**What you have to do:** Your task is to repeat the listing exactly.

Extracts from a graphics dataset:
===

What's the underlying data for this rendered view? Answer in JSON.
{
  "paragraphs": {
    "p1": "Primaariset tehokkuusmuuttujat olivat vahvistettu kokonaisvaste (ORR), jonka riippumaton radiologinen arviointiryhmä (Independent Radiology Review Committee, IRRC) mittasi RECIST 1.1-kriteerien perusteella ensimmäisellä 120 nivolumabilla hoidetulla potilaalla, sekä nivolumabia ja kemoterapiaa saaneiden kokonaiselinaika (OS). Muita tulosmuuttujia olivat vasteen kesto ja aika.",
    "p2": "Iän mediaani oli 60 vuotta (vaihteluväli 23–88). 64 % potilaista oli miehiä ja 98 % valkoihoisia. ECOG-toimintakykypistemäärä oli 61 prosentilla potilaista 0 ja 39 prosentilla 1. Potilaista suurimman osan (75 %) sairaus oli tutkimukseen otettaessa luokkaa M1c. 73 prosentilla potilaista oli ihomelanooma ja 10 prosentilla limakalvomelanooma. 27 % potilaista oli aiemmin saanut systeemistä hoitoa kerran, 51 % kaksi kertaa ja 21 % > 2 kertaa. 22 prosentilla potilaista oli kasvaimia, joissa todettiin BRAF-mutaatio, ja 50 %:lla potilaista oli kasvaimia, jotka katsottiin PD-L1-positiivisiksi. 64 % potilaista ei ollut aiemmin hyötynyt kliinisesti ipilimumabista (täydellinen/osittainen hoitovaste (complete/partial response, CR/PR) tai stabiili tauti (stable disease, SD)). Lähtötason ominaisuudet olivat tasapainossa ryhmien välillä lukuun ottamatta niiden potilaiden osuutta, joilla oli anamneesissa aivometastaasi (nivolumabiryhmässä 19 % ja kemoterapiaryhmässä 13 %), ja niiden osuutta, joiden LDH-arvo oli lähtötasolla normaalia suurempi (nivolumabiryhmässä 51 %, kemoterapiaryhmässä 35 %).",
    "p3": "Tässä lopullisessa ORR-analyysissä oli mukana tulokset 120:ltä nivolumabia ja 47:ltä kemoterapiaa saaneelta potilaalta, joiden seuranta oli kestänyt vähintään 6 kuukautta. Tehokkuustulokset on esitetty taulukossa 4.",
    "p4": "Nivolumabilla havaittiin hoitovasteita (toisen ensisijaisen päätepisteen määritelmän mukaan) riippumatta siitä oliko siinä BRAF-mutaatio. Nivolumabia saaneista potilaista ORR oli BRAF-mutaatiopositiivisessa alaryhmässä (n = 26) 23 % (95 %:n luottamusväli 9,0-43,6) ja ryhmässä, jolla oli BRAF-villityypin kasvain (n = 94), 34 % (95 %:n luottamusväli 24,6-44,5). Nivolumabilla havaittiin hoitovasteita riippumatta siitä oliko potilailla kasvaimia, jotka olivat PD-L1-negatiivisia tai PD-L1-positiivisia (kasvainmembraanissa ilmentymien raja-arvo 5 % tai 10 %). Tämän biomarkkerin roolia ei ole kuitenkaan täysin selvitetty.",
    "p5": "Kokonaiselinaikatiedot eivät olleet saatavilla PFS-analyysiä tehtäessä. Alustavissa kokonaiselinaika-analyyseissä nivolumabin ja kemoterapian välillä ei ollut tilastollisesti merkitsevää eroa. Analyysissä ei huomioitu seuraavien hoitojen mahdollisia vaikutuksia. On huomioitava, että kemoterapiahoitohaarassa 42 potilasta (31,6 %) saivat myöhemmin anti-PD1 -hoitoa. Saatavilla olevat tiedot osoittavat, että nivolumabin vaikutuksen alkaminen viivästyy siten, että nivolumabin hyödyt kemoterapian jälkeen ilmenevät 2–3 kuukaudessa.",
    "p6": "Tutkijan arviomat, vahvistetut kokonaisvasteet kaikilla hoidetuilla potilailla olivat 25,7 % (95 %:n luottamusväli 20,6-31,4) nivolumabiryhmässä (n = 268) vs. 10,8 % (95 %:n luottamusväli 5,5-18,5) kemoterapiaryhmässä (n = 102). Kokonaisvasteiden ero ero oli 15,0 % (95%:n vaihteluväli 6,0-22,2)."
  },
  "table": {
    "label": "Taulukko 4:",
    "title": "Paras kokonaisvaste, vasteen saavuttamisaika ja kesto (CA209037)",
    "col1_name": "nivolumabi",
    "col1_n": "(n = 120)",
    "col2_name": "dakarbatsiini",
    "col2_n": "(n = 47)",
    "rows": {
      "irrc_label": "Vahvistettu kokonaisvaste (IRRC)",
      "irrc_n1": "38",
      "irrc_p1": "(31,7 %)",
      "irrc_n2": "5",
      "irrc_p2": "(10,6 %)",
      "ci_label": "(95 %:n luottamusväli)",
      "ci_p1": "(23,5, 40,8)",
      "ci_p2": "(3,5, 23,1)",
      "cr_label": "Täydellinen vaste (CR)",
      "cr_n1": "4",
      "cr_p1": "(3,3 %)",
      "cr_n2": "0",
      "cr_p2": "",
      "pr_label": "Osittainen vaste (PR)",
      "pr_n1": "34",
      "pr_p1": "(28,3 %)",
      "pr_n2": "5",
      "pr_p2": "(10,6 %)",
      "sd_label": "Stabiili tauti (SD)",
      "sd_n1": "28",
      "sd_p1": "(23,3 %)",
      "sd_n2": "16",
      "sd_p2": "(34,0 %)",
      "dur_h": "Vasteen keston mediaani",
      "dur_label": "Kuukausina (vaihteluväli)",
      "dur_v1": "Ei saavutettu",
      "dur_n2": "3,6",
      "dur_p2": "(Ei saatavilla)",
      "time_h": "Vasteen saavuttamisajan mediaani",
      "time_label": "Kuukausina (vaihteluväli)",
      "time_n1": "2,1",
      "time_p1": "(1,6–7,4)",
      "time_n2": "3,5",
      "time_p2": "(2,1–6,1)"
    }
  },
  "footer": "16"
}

===

**Result below:**
What's the underlying data for this rendered view? Answer in JSON.
{
  "paragraphs": {
    "p1": "Primaariset tehokkuusmuuttujat olivat vahvistettu kokonaisvaste (ORR), jonka riippumaton radiologinen arviointiryhmä (Independent Radiology Review Committee, IRRC) mittasi RECIST 1.1-kriteerien perusteella ensimmäisellä 120 nivolumabilla hoidetulla potilaalla, sekä nivolumabia ja kemoterapiaa saaneiden kokonaiselinaika (OS). Muita tulosmuuttujia olivat vasteen kesto ja aika.",
    "p2": "Iän mediaani oli 60 vuotta (vaihteluväli 23–88). 64 % potilaista oli miehiä ja 98 % valkoihoisia. ECOG-toimintakykypistemäärä oli 61 prosentilla potilaista 0 ja 39 prosentilla 1. Potilaista suurimman osan (75 %) sairaus oli tutkimukseen otettaessa luokkaa M1c. 73 prosentilla potilaista oli ihomelanooma ja 10 prosentilla limakalvomelanooma. 27 % potilaista oli aiemmin saanut systeemistä hoitoa kerran, 51 % kaksi kertaa ja 21 % > 2 kertaa. 22 prosentilla potilaista oli kasvaimia, joissa todettiin BRAF-mutaatio, ja 50 %:lla potilaista oli kasvaimia, jotka katsottiin PD-L1-positiivisiksi. 64 % potilaista ei ollut aiemmin hyötynyt kliinisesti ipilimumabista (täydellinen/osittainen hoitovaste (complete/partial response, CR/PR) tai stabiili tauti (stable disease, SD)). Lähtötason ominaisuudet olivat tasapainossa ryhmien välillä lukuun ottamatta niiden potilaiden osuutta, joilla oli anamneesissa aivometastaasi (nivolumabiryhmässä 19 % ja kemoterapiaryhmässä 13 %), ja niiden osuutta, joiden LDH-arvo oli lähtötasolla normaalia suurempi (nivolumabiryhmässä 51 %, kemoterapiaryhmässä 35 %).",
    "p3": "Tässä lopullisessa ORR-analyysissä oli mukana tulokset 120:ltä nivolumabia ja 47:ltä kemoterapiaa saaneelta potilaalta, joiden seuranta oli kestänyt vähintään 6 kuukautta. Tehokkuustulokset on esitetty taulukossa 4.",
    "p4": "Nivolumabilla havaittiin hoitovasteita (toisen ensisijaisen päätepisteen määritelmän mukaan) riippumatta siitä oliko siinä BRAF-mutaatio. Nivolumabia saaneista potilaista ORR oli BRAF-mutaatiopositiivisessa alaryhmässä (n = 26) 23 % (95 %:n luottamusväli 9,0-43,6) ja ryhmässä, jolla oli BRAF-villityypin kasvain (n = 94), 34 % (95 %:n luottamusväli 24,6-44,5). Nivolumabilla havaittiin hoitovasteita riippumatta siitä oliko potilailla kasvaimia, jotka olivat PD-L1-negatiivisia tai PD-L1-positiivisia (kasvainmembraanissa ilmentymien raja-arvo 5 % tai 10 %). Tämän biomarkkerin roolia ei ole kuitenkaan täysin selvitetty.",
    "p5": "Kokonaiselinaikatiedot eivät olleet saatavilla PFS-analyysiä tehtäessä. Alustavissa kokonaiselinaika-analyyseissä nivolumabin ja kemoterapian välillä ei ollut tilastollisesti merkitsevää eroa. Analyysissä ei huomioitu seuraavien hoitojen mahdollisia vaikutuksia. On huomioitava, että kemoterapiahoitohaarassa 42 potilasta (31,6 %) saivat myöhemmin anti-PD1 -hoitoa. Saatavilla olevat tiedot osoittavat, että nivolumabin vaikutuksen alkaminen viivästyy siten, että nivolumabin hyödyt kemoterapian jälkeen ilmenevät 2–3 kuukaudessa.",
    "p6": "Tutkijan arviomat, vahvistetut kokonaisvasteet kaikilla hoidetuilla potilailla olivat 25,7 % (95 %:n luottamusväli 20,6-31,4) nivolumabiryhmässä (n = 268) vs. 10,8 % (95 %:n luottamusväli 5,5-18,5) kemoterapiaryhmässä (n = 102). Kokonaisvasteiden ero ero oli 15,0 % (95%:n vaihteluväli 6,0-22,2)."
  },
  "table": {
    "label": "Taulukko 4:",
    "title": "Paras kokonaisvaste, vasteen saavuttamisaika ja kesto (CA209037)",
    "col1_name": "nivolumabi",
    "col1_n": "(n = 120)",
    "col2_name": "dakarbatsiini",
    "col2_n": "(n = 47)",
    "rows": {
      "irrc_label": "Vahvistettu kokonaisvaste (IRRC)",
      "irrc_n1": "38",
      "irrc_p1": "(31,7 %)",
      "irrc_n2": "5",
      "irrc_p2": "(10,6 %)",
      "ci_label": "(95 %:n luottamusväli)",
      "ci_p1": "(23,5, 40,8)",
      "ci_p2": "(3,5, 23,1)",
      "cr_label": "Täydellinen vaste (CR)",
      "cr_n1": "4",
      "cr_p1": "(3,3 %)",
      "cr_n2": "0",
      "cr_p2": "",
      "pr_label": "Osittainen vaste (PR)",
      "pr_n1": "34",
      "pr_p1": "(28,3 %)",
      "pr_n2": "5",
      "pr_p2": "(10,6 %)",
      "sd_label": "Stabiili tauti (SD)",
      "sd_n1": "28",
      "sd_p1": "(23,3 %)",
      "sd_n2": "16",
      "sd_p2": "(34,0 %)",
      "dur_h": "Vasteen keston mediaani",
      "dur_label": "Kuukausina (vaihteluväli)",
      "dur_v1": "Ei saavutettu",
      "dur_n2": "3,6",
      "dur_p2": "(Ei saatavilla)",
      "time_h": "Vasteen saavuttamisajan mediaani",
      "time_label": "Kuukausina (vaihteluväli)",
      "time_n1": "2,1",
      "time_p1": "(1,6–7,4)",
      "time_n2": "3,5",
      "time_p2": "(2,1–6,1)"
    }
  },
  "footer": "16"
}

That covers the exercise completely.